═══ Supplied material ═══

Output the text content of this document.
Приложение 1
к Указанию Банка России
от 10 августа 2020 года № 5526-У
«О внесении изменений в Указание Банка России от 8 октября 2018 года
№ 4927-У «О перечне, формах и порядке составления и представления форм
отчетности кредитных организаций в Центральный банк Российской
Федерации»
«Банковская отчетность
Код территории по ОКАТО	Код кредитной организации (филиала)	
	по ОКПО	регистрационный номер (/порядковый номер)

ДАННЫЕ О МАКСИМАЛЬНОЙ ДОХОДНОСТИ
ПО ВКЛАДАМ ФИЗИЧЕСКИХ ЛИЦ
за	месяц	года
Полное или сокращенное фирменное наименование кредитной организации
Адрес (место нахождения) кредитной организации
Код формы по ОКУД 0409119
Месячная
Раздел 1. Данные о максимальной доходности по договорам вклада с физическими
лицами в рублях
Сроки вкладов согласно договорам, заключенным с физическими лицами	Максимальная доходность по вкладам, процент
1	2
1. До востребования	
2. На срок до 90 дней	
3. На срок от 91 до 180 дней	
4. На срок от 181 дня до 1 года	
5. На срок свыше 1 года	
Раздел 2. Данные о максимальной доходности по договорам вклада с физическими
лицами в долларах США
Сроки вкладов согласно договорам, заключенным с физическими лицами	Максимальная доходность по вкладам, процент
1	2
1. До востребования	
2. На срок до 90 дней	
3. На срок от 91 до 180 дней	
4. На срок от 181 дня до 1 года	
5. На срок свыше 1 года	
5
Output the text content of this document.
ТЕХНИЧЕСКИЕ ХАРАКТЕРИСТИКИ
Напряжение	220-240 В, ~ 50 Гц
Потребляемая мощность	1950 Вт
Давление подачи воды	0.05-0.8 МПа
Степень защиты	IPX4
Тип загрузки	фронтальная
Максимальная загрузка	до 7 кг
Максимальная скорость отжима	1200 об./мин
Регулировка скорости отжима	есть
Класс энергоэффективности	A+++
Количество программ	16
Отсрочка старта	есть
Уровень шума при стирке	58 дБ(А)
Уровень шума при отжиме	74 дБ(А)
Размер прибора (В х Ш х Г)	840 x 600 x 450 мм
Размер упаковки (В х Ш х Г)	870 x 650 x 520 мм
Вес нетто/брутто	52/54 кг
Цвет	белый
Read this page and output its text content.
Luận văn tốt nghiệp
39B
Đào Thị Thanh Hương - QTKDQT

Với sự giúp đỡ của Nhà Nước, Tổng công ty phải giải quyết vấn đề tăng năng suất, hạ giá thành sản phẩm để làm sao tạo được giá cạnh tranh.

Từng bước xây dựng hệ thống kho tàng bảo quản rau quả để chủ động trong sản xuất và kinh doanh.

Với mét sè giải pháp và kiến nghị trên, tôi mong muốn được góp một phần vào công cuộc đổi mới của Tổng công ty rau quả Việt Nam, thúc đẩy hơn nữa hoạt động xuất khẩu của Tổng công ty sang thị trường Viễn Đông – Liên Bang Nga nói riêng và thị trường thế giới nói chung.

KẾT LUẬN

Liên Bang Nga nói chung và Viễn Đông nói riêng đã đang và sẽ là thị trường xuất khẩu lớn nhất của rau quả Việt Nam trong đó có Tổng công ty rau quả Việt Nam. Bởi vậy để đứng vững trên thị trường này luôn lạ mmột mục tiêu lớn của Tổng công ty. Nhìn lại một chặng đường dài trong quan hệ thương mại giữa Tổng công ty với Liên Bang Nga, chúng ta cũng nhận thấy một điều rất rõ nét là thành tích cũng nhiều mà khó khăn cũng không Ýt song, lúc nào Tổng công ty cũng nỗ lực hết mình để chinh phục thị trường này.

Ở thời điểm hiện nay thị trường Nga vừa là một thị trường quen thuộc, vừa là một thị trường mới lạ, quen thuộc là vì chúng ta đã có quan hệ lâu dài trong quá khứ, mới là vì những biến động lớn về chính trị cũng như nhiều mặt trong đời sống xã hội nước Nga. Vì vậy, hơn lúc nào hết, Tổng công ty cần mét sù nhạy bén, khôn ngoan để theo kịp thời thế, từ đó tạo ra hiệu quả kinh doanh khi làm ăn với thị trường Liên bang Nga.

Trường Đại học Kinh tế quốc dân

═══

Lines containing the string "кредитной" are to be selected and copied.

Exercise answer:
Код территории по ОКАТО	Код кредитной организации (филиала)	
Полное или сокращенное фирменное наименование кредитной организации
Адрес (место нахождения) кредитной организации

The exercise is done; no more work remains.